> Texto selecionado
────────────────────────────────────────

  Para os chineses, a girafa é o zhi lin, animal mítico da felicidade. Toda a corte se reúne numa das portas de Beijing, num dia de verão de 1415, para ver chegar um zhi lin. Cortesãos admiram o andar majestoso da girafa e o ritmo de seus movimentos.

  Ela vai se juntar a outras criaturas exóticas — leões, zebras, rinocerontes, leopardos, dromedários e antílopes — no zoológico particular do Imperador, a Floresta Proibida. Como chegou à China? Foi trazida por uma grande esquadra chinesa que alcançou o porto de Melinde, na costa oriental africana, navegando pelo Oceano Índico no sentido Índia-África.

  É um feito notável. Melinde, é bom lembrar, é o último porto africano que a frota de Vasco da Gama vai tocar quase um século depois, em 1497, antes de cruzar o Índico no sentido inverso e chegar a Calecute, na Índia.

  Quase todos os povos que habitam terras litorâneas no século XV têm barcos a remo e a vela. Mas só os europeus dão o salto mais arriscado: afastam-se da costa e saem em busca de continentes desconhecidos. Passam meses no mar, orientando-se pelos astros.

  Chineses, indianos, árabes, indonésios e outros povos navegadores exploram antigas rotas marítimas de comércio. No Oceano Índico, algumas travessias podem levar os barcos para mais longe da costa. Mas o destino é conhecido.

  Ao contrário dos portugueses que empreendem a conquista do Atlântico Sul, os navegadores do Índico percorrem mares familiares. Eles sabem aonde vão e os caminhos para chegar lá, aproveitando o regime regular das monções (os ventos do Índico).
────────────────────────────────────────
> Material fornecido
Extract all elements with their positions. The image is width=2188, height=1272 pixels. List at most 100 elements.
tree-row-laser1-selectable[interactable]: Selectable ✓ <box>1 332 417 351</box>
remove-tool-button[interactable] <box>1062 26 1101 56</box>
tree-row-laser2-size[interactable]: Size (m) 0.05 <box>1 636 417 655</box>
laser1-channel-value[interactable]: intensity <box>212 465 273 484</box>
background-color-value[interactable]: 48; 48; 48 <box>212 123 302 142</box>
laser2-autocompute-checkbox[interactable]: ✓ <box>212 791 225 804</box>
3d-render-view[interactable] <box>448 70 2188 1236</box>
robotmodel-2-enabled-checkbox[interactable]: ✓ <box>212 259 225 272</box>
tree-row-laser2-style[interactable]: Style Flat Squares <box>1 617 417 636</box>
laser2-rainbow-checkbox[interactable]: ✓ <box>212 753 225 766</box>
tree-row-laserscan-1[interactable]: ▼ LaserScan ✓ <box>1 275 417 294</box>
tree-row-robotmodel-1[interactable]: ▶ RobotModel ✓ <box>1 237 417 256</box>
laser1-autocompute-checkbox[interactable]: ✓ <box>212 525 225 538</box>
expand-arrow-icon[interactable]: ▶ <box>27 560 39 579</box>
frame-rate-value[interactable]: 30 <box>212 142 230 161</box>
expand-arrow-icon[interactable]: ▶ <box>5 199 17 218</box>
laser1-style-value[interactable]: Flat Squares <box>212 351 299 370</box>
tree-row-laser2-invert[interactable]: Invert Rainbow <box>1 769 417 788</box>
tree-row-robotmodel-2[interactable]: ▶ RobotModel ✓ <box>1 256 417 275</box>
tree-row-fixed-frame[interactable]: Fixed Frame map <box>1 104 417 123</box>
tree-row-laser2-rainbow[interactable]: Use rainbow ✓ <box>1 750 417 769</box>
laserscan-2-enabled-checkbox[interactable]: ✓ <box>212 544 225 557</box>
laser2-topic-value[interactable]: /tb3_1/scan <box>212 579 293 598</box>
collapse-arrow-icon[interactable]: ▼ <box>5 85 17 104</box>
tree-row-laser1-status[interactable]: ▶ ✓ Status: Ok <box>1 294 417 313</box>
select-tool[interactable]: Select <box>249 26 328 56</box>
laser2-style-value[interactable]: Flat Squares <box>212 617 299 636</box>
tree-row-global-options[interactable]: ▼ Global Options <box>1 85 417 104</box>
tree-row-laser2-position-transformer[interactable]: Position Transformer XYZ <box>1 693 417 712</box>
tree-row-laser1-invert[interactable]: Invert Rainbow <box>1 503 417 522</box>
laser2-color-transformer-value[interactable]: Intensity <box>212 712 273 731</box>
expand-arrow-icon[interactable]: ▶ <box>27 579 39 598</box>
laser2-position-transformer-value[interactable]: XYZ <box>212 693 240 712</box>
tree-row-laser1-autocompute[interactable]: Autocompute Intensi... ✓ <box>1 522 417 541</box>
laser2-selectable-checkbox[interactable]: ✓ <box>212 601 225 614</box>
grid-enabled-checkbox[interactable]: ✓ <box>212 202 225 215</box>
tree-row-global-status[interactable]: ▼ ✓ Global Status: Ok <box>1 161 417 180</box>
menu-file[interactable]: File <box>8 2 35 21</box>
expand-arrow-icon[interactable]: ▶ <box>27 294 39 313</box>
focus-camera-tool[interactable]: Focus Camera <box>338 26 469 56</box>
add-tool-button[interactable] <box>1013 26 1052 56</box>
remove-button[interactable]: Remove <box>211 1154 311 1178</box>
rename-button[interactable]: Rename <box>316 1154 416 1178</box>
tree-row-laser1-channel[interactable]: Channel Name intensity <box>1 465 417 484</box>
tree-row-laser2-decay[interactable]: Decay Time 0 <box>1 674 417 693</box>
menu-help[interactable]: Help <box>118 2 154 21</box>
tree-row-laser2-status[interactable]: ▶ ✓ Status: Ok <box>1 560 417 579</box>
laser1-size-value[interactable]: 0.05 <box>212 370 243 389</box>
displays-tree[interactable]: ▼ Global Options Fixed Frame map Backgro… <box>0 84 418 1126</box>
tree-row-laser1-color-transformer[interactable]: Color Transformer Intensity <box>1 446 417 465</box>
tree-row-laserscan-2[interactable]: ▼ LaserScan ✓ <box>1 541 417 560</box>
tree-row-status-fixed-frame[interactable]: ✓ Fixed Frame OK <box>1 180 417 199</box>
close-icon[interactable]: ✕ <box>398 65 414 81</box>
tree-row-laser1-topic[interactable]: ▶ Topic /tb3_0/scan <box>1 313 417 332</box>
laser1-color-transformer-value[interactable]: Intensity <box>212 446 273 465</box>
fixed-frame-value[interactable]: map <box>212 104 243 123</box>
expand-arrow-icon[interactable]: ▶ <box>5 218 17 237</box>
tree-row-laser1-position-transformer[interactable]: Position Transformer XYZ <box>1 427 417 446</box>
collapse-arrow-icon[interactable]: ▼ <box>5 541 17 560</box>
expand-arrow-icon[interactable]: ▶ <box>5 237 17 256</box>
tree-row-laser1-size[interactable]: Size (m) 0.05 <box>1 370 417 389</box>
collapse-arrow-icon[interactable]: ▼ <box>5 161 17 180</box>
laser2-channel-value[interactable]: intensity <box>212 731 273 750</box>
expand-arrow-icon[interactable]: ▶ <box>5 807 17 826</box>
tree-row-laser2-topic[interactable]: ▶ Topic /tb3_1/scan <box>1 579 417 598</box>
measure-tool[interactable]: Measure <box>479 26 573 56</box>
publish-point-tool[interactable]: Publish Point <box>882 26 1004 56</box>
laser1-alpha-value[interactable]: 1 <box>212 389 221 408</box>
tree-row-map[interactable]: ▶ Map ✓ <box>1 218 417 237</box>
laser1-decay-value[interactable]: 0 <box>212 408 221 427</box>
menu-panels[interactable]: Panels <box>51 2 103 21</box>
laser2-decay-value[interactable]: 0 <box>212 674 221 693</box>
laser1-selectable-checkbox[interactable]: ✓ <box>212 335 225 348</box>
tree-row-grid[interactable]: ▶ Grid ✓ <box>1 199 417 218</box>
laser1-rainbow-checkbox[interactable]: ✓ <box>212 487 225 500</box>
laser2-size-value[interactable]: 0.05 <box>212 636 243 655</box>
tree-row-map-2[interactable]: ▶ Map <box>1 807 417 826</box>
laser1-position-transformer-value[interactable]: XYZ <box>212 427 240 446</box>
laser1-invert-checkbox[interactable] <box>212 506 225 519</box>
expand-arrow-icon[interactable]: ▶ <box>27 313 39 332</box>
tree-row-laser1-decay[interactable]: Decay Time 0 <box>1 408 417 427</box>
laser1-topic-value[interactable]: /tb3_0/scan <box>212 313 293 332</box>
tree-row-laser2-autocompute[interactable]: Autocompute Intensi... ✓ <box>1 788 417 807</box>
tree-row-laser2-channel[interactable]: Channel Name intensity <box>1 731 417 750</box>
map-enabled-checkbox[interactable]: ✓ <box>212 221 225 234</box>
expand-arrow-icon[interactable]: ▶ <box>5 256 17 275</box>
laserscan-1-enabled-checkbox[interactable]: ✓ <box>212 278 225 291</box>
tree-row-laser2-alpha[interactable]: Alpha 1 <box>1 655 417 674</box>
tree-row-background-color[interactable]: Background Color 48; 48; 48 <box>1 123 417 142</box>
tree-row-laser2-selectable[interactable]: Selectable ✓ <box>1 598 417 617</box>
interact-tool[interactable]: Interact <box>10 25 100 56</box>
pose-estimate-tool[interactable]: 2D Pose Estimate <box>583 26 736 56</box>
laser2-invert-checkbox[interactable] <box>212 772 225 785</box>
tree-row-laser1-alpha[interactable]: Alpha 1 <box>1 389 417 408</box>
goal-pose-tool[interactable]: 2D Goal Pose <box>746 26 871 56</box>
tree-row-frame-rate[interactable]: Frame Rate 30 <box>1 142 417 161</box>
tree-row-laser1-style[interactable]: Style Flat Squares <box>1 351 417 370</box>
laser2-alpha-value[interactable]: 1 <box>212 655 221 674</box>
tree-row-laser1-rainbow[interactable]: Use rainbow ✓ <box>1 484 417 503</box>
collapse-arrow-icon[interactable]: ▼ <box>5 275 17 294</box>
────────────────────────────────────────
> Problema 1
Responda com base no texto sobre a girafa:
(a) Em que ano a corte se reúne numa das portas de Beijing para ver chegar um zhi lin?
(b) Qual é o nome do zoológico particular do Imperador?
(c) De que os navegadores do Índico se aproveitam para percorrer seus caminhos?
> Problema 2
Diga se cada afirmação concorda com o texto sobre a girafa, respondendo sim ou não e citando as palavras do texto que decidem a questão:
(a) A frota de Vasco da Gama passa por Melinde em 1497.
(b) Os navegadores do Índico partem rumo a destinos desconhecidos.
(c) Os chineses são o único povo que se afasta da costa em busca de continentes desconhecidos.
> Problema 3
Segundo o texto sobre a girafa, por que a chegada da esquadra chinesa a Melinde é um feito notável? Responda em até três frases.

> Resposta esperada 1
(a) Em 1415.
(b) Floresta Proibida.
(c) Do regime regular das monções, os ventos do Índico.

> Resposta esperada 2
(a) Sim: "é o último porto africano que a frota de Vasco da Gama vai tocar quase um século depois, em 1497".
(b) Não: "Mas o destino é conhecido."
(c) Não: "Mas só os europeus dão o salto mais arriscado: afastam-se da costa e saem em busca de continentes desconhecidos."

> Resposta esperada 3
Melinde é o último porto africano que a frota de Vasco da Gama vai tocar quase um século depois, em 1497. De lá, essa frota cruza o Índico no sentido inverso e chega a Calecute, na Índia. A esquadra chinesa já havia alcançado esse porto navegando no sentido Índia-África.